==== Supplied material

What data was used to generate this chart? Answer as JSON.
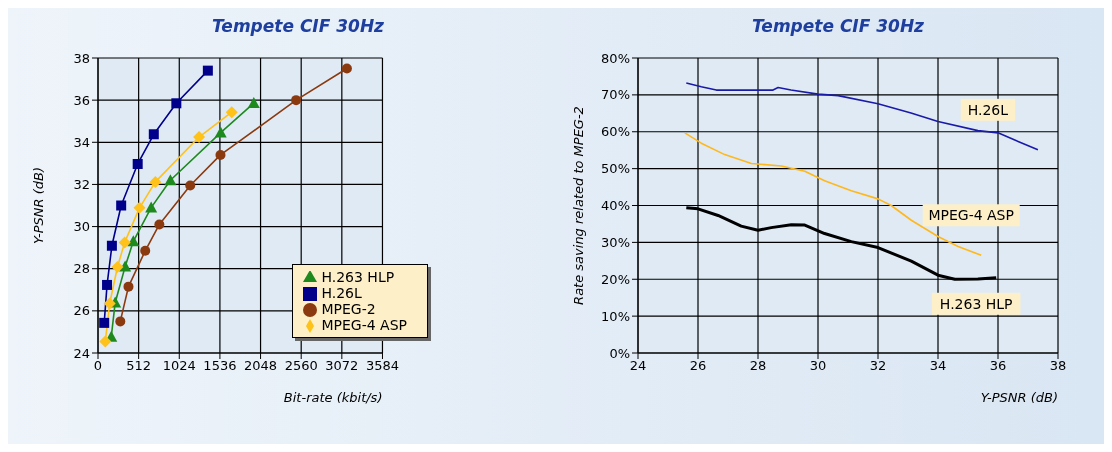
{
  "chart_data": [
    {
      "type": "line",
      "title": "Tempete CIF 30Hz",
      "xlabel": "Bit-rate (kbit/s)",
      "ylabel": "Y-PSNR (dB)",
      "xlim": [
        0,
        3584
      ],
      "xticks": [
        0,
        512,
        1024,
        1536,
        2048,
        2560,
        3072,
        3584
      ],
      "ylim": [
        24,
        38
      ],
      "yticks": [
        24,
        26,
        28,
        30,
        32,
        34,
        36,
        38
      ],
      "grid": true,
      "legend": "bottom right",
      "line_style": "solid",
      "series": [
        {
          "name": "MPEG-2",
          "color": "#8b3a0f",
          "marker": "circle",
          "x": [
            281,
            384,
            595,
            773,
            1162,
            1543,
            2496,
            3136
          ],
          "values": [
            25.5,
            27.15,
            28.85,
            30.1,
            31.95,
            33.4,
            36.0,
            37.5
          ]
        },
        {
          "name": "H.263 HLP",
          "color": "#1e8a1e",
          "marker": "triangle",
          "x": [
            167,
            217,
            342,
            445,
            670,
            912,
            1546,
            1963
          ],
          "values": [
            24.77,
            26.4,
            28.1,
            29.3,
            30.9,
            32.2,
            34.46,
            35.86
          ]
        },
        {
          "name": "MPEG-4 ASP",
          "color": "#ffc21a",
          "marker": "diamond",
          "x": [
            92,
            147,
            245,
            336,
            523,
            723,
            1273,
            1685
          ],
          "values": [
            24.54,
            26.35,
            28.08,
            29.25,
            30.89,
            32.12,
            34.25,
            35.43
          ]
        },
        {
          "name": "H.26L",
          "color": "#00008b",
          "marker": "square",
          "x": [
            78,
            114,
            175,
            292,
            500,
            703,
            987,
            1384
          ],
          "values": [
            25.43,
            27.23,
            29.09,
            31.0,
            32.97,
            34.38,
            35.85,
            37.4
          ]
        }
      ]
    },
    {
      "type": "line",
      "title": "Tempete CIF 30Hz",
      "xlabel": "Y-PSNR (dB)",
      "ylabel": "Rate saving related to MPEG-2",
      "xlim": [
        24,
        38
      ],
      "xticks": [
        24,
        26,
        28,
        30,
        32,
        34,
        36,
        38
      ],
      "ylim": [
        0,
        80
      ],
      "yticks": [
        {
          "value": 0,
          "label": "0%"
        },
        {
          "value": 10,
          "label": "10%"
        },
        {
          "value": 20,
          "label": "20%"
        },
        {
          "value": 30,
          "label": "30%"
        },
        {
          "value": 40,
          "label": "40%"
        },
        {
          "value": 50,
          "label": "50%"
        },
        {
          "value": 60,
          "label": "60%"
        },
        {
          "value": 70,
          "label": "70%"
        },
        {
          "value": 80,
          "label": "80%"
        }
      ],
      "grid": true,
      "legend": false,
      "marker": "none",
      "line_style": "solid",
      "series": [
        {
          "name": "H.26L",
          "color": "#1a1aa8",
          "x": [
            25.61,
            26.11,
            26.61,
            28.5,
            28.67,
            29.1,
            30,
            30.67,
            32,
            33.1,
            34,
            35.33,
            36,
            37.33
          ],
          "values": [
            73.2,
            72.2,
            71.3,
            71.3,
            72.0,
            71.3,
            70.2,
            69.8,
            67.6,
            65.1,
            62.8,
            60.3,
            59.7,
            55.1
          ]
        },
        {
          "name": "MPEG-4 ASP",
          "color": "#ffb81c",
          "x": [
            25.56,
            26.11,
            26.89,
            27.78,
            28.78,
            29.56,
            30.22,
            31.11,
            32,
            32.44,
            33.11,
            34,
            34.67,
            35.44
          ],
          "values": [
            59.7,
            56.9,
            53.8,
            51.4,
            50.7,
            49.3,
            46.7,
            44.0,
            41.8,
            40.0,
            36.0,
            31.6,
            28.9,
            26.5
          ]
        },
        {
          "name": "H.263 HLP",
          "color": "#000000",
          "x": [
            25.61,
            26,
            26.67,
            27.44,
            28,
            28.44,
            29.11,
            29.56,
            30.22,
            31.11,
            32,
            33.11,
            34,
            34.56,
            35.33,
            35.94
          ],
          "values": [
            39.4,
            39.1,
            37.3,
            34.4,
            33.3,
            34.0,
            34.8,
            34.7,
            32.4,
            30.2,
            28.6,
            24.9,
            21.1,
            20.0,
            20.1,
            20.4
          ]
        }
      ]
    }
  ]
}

========
==== Supplied material

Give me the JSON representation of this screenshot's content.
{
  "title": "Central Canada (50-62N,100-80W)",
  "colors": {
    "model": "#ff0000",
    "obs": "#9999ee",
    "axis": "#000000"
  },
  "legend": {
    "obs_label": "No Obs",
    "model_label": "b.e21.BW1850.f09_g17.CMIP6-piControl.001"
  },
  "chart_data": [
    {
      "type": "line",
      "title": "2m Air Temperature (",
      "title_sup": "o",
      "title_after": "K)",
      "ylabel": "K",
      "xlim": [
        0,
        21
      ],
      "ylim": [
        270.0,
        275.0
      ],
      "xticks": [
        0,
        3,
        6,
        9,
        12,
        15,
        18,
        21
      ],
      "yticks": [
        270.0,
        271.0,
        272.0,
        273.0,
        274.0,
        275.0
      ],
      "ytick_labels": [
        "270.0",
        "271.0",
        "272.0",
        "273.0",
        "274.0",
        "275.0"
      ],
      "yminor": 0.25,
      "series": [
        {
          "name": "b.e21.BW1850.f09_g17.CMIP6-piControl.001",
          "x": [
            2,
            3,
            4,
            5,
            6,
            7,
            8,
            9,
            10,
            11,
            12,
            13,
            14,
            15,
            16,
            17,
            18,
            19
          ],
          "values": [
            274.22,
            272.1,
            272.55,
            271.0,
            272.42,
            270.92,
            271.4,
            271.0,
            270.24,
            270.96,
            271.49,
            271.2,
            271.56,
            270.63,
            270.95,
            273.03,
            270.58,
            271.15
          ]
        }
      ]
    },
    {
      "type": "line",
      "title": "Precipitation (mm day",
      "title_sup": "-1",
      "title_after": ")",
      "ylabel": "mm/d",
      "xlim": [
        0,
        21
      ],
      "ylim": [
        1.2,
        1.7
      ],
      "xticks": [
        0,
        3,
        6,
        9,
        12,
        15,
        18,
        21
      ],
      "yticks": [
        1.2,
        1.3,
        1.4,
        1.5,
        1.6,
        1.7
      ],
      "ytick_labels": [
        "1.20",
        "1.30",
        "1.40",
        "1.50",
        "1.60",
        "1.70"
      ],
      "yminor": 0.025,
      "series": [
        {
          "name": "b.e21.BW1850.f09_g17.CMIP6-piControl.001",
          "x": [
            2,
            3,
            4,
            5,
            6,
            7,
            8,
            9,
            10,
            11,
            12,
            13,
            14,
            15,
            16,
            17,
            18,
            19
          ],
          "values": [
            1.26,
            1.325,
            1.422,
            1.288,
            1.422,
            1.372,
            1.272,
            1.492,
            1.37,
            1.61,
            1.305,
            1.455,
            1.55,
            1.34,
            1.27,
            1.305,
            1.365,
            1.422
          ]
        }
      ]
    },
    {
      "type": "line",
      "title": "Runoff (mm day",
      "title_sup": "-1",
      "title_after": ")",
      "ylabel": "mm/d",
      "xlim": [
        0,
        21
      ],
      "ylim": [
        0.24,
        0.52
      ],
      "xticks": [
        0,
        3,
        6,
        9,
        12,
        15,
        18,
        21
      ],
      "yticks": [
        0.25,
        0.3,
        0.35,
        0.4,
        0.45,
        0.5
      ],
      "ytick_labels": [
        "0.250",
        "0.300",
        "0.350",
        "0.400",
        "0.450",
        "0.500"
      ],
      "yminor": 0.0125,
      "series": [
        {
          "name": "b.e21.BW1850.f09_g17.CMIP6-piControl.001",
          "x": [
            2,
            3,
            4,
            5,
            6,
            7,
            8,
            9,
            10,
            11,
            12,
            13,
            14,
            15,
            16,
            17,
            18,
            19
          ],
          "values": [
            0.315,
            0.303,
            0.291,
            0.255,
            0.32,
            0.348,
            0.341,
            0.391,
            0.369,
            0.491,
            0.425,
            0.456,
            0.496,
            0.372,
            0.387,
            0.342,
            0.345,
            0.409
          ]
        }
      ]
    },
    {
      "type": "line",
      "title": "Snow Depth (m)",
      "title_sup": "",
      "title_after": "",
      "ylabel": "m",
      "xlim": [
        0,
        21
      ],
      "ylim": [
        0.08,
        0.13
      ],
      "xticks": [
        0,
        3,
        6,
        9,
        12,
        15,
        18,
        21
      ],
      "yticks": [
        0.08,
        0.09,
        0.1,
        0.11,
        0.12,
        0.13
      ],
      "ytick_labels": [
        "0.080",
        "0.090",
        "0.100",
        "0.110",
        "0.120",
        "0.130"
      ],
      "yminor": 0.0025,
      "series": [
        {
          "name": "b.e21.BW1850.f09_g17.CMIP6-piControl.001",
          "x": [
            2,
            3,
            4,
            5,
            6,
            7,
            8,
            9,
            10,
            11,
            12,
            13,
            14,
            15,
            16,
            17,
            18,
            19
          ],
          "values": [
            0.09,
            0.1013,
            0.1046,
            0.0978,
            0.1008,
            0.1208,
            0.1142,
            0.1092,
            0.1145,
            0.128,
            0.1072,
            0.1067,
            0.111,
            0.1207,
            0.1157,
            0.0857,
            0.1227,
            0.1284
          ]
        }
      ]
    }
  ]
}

========

Your objective
Show, from the material above, each line that includes the string "xlabel".

Solved exercise
      "xlabel": "Bit-rate (kbit/s)",
      "xlabel": "Y-PSNR (dB)",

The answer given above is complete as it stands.